Record extracts
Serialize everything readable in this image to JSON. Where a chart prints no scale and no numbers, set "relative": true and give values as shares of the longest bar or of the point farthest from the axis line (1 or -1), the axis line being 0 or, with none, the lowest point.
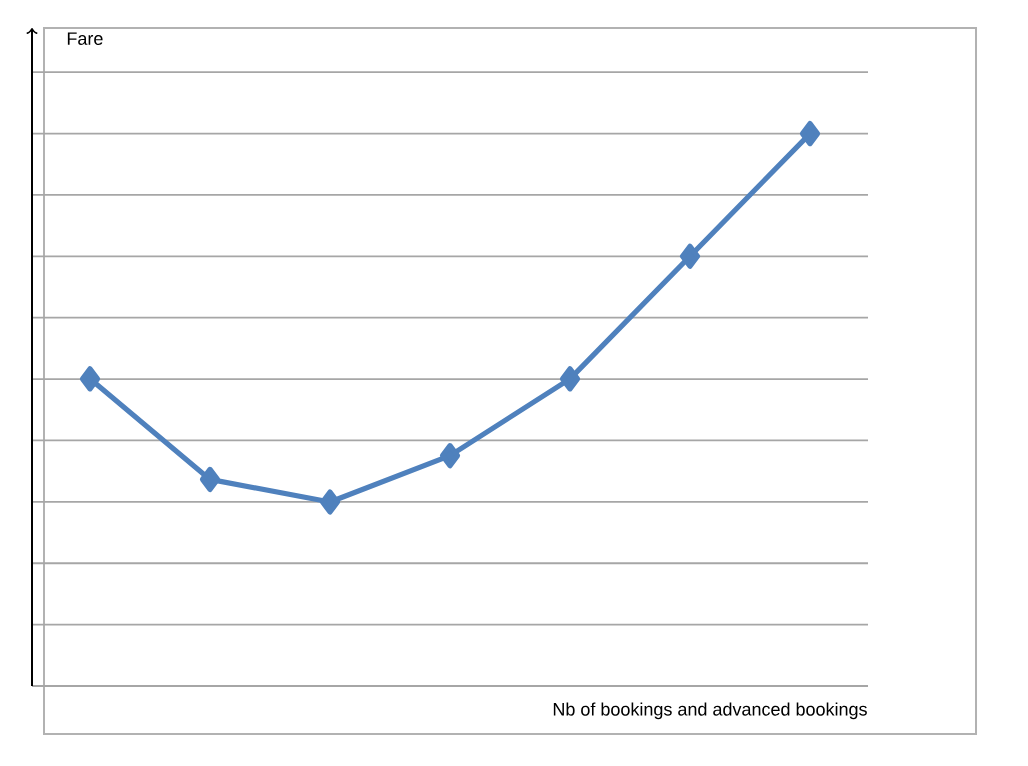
{
  "chart_data": {
    "type": "line",
    "relative": true,
    "xlabel": "Nb of bookings and advanced bookings",
    "ylabel": "Fare",
    "categories": [
      null,
      null,
      null,
      null,
      null,
      null,
      null
    ],
    "values": [
      0.556,
      0.374,
      0.333,
      0.417,
      0.556,
      0.778,
      1
    ],
    "color": "#4f81bd",
    "marker": "diamond",
    "line_style": "solid",
    "grid": "y"
  }
}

Exercise
Would you mind returning each entry above word for word, skipping the images?

Written answer
Serialize everything readable in this image to JSON. Where a chart prints no scale and no numbers, set "relative": true and give values as shares of the longest bar or of the point farthest from the axis line (1 or -1), the axis line being 0 or, with none, the lowest point.
{
  "chart_data": {
    "type": "line",
    "relative": true,
    "xlabel": "Nb of bookings and advanced bookings",
    "ylabel": "Fare",
    "categories": [
      null,
      null,
      null,
      null,
      null,
      null,
      null
    ],
    "values": [
      0.556,
      0.374,
      0.333,
      0.417,
      0.556,
      0.778,
      1
    ],
    "color": "#4f81bd",
    "marker": "diamond",
    "line_style": "solid",
    "grid": "y"
  }
}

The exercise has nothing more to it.